- **Listing**

[start]

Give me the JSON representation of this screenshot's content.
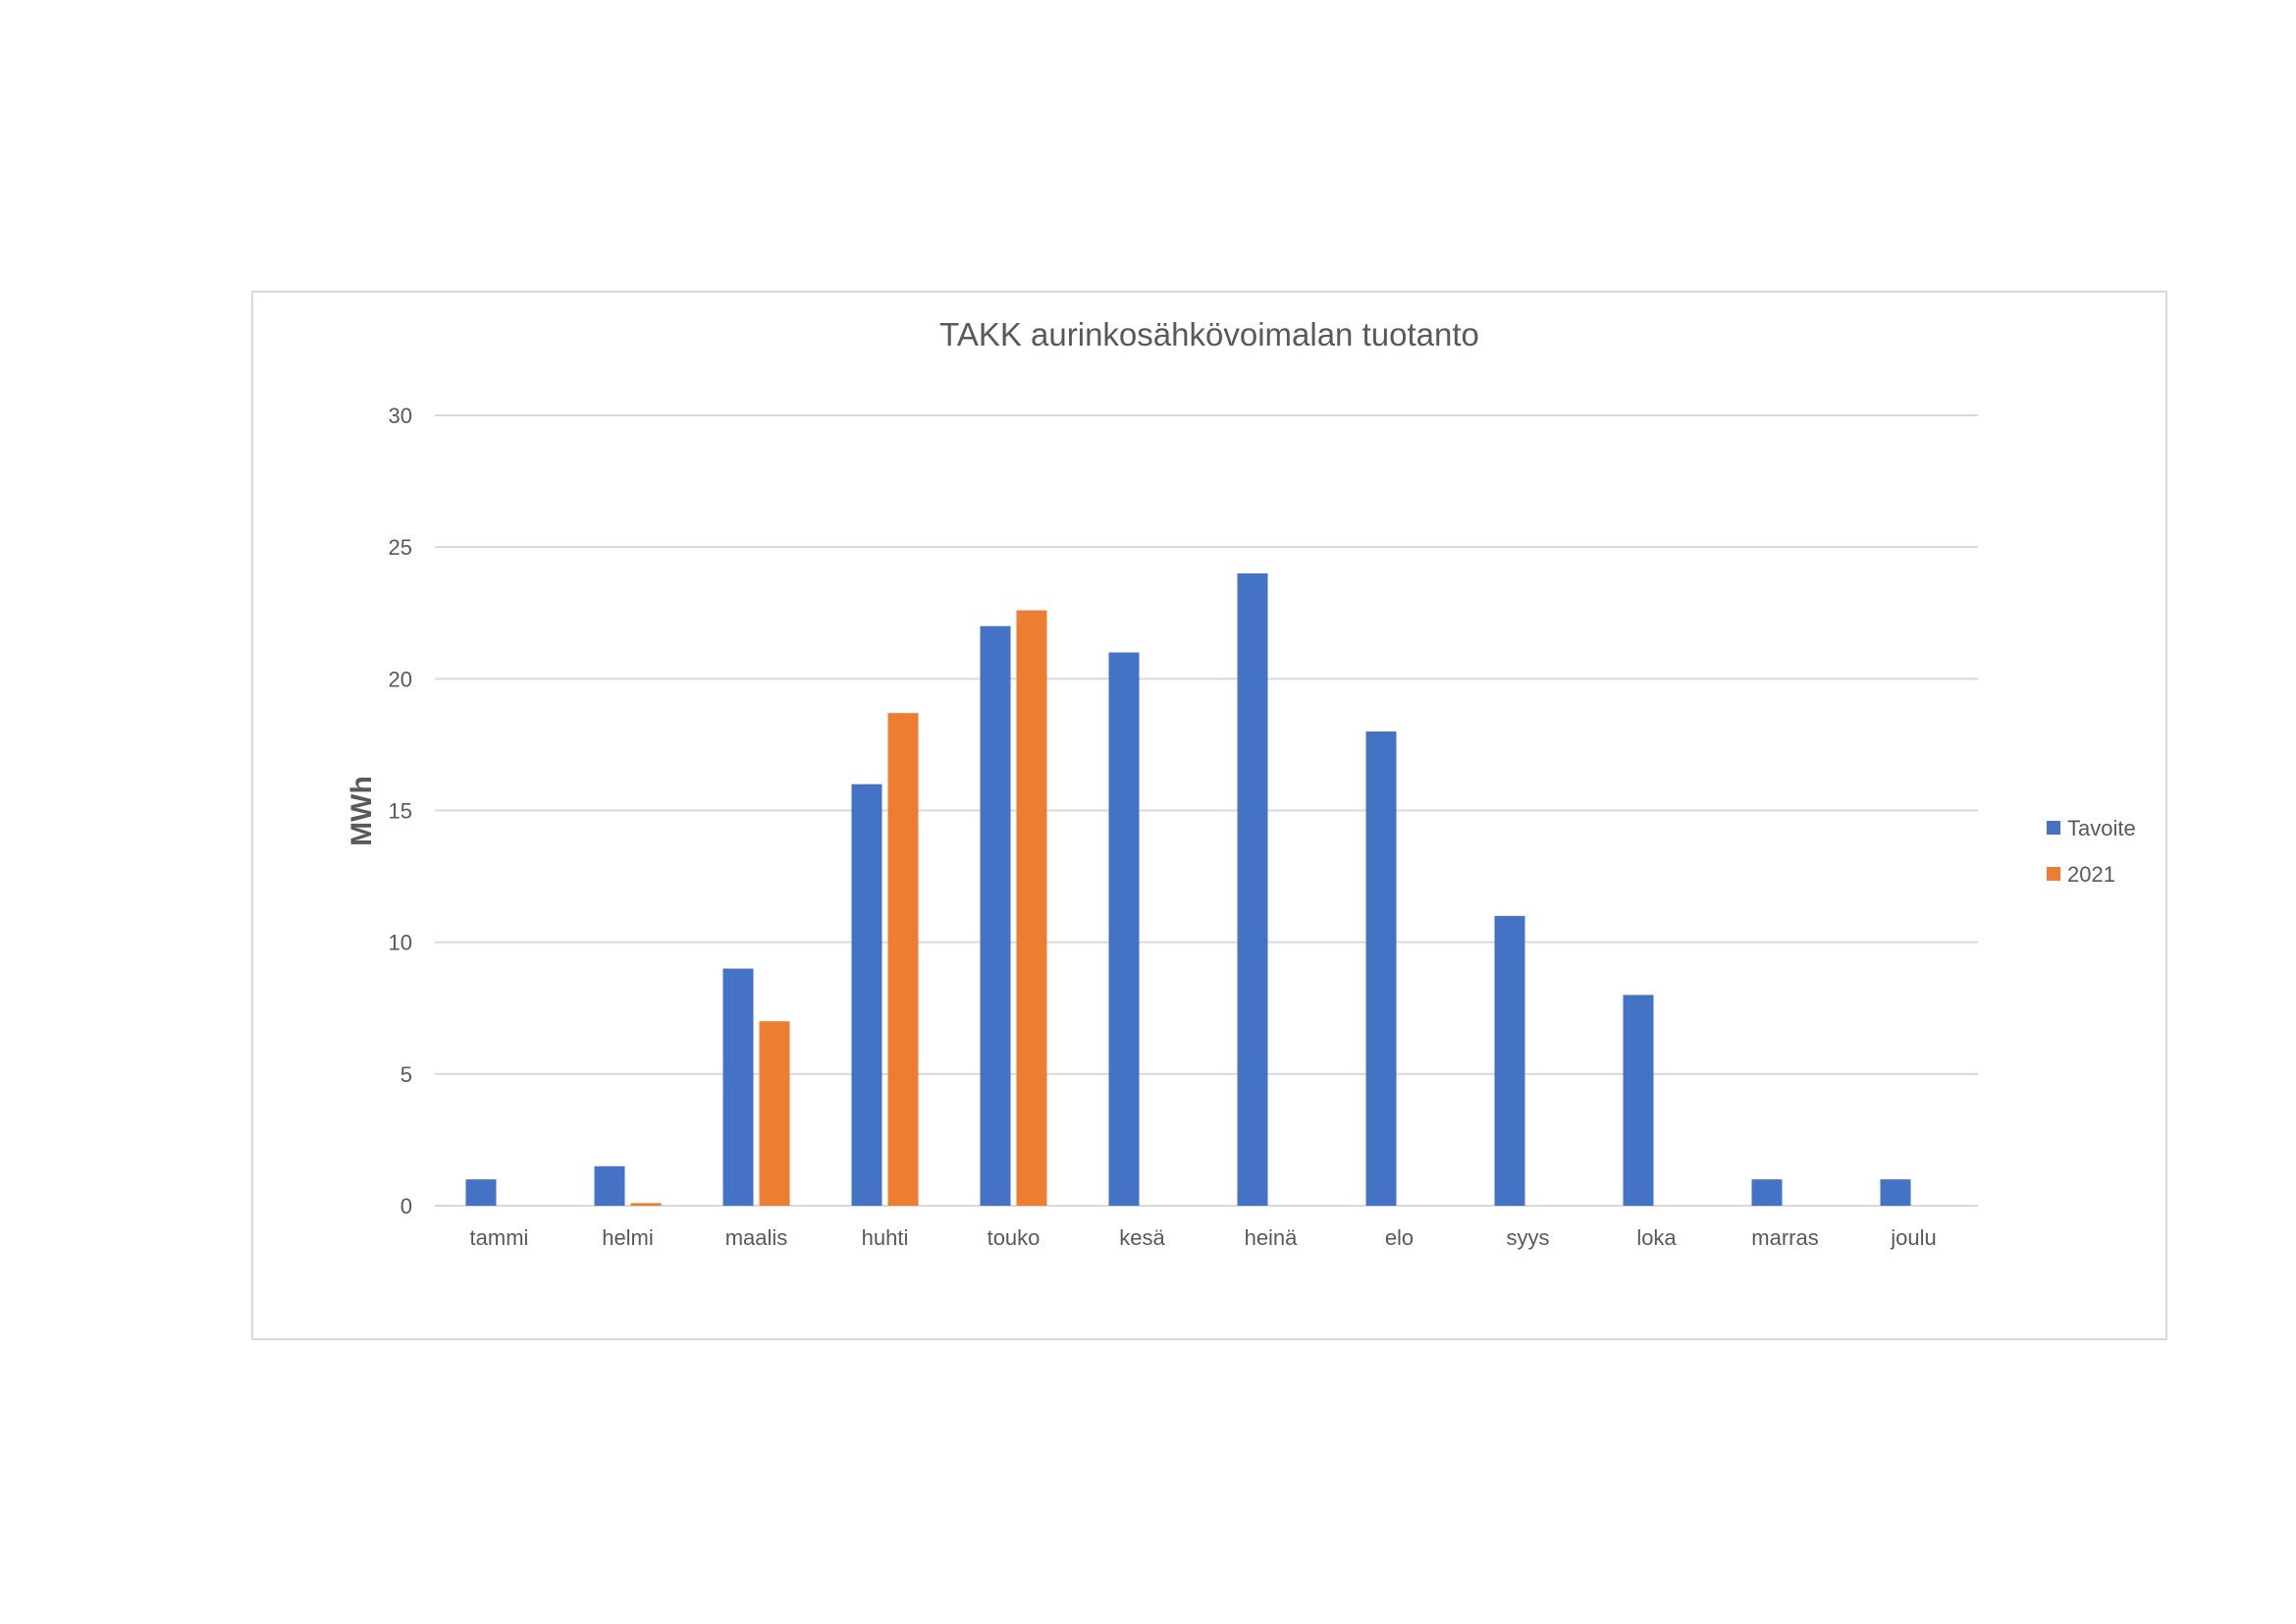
{
  "chart_data": {
    "type": "bar",
    "title": "TAKK aurinkosähkövoimalan tuotanto",
    "ylabel": "MWh",
    "xlabel": "",
    "categories": [
      "tammi",
      "helmi",
      "maalis",
      "huhti",
      "touko",
      "kesä",
      "heinä",
      "elo",
      "syys",
      "loka",
      "marras",
      "joulu"
    ],
    "series": [
      {
        "name": "Tavoite",
        "color": "#4472c4",
        "values": [
          1,
          1.5,
          9,
          16,
          22,
          21,
          24,
          18,
          11,
          8,
          1,
          1
        ]
      },
      {
        "name": "2021",
        "color": "#ed7d31",
        "values": [
          0,
          0.1,
          7,
          18.7,
          22.6,
          0,
          0,
          0,
          0,
          0,
          0,
          0
        ]
      }
    ],
    "ylim": [
      0,
      30
    ],
    "yticks": [
      0,
      5,
      10,
      15,
      20,
      25,
      30
    ],
    "grid": true,
    "legend_position": "right"
  }
}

[end]

- **Given instruction**
Except for the pictures, copy every line of the records above exactly.

- **The completed task**
Give me the JSON representation of this screenshot's content.
{
  "chart_data": {
    "type": "bar",
    "title": "TAKK aurinkosähkövoimalan tuotanto",
    "ylabel": "MWh",
    "xlabel": "",
    "categories": [
      "tammi",
      "helmi",
      "maalis",
      "huhti",
      "touko",
      "kesä",
      "heinä",
      "elo",
      "syys",
      "loka",
      "marras",
      "joulu"
    ],
    "series": [
      {
        "name": "Tavoite",
        "color": "#4472c4",
        "values": [
          1,
          1.5,
          9,
          16,
          22,
          21,
          24,
          18,
          11,
          8,
          1,
          1
        ]
      },
      {
        "name": "2021",
        "color": "#ed7d31",
        "values": [
          0,
          0.1,
          7,
          18.7,
          22.6,
          0,
          0,
          0,
          0,
          0,
          0,
          0
        ]
      }
    ],
    "ylim": [
      0,
      30
    ],
    "yticks": [
      0,
      5,
      10,
      15,
      20,
      25,
      30
    ],
    "grid": true,
    "legend_position": "right"
  }
}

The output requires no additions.